▶ [課題]
本文抜粋によると、2017年5月に日立製作所で発生したランサムウェア「WannaCry」への感染の感染源は何でしたか。

日立製作所では幅広くIT事業を手掛けていますが、2017年5月、ランサムウェアの「WannaCry」に感染するというセキュリティインシデントが発生しました。感染源は欧州にあるグループ会社の顕微鏡で、そうした検査機器から感染が一気に広がることは想定外だったわけです。私たちはM&Aも含めて企業規模を拡大し続けていますが、グローバルの規模でも、多様な種類の機器があるという意味でも、アタックサーフェス(攻撃領域)もどんどん拡大していることを、このインシデントを通じて改めて実感しました。そうしたことから、グローバルでのセキュリティガバナンスについて一から見直しを図っているのです。これも、CISO(Chief Information Security Officer)としての重要なミッションの一つと考えています。

山本

WannaCryの感染に対して、インシデントレスポンスという点ではどのような対応を行ったのですか。

▶ [記録抜粋]
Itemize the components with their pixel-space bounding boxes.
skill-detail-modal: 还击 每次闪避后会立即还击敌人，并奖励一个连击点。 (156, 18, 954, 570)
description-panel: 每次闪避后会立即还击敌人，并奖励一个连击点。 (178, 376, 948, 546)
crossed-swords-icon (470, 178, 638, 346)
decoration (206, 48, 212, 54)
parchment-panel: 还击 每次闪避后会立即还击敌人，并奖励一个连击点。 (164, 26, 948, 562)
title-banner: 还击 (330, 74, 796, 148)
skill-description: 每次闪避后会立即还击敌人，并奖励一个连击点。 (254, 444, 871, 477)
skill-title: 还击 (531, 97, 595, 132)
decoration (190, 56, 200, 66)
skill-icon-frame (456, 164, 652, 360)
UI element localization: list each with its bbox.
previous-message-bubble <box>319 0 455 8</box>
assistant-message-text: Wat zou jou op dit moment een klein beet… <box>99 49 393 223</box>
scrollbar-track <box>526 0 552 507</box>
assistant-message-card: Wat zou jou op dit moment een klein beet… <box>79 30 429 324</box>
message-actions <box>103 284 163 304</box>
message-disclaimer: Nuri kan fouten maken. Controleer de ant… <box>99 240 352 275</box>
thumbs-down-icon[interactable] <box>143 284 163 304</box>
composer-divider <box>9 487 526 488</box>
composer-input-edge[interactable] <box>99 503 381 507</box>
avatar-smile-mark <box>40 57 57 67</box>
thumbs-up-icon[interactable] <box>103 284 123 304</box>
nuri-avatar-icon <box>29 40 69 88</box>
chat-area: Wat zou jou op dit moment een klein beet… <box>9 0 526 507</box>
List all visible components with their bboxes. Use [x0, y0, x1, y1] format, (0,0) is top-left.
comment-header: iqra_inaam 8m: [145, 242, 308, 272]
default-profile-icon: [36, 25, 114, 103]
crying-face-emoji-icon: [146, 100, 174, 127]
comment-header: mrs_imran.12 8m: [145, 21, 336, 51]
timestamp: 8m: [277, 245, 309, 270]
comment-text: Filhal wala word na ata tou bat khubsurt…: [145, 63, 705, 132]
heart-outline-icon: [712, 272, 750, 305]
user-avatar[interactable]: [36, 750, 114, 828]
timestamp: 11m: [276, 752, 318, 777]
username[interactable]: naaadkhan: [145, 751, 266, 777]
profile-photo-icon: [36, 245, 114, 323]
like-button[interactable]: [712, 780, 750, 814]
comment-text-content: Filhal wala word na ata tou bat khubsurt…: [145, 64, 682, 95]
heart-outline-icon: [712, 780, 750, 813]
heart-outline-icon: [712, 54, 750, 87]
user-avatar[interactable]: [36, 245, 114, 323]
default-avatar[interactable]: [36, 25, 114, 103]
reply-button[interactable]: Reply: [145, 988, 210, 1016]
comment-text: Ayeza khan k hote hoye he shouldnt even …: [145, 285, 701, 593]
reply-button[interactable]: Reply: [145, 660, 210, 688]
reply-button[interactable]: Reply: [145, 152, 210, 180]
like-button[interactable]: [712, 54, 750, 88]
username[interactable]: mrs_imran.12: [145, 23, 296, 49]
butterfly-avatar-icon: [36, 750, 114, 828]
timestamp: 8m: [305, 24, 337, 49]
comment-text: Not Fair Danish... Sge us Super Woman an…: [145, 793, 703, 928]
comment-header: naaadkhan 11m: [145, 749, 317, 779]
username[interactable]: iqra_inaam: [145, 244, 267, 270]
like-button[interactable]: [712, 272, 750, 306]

▶ [解答]
欧州にあるグループ会社の顕微鏡です。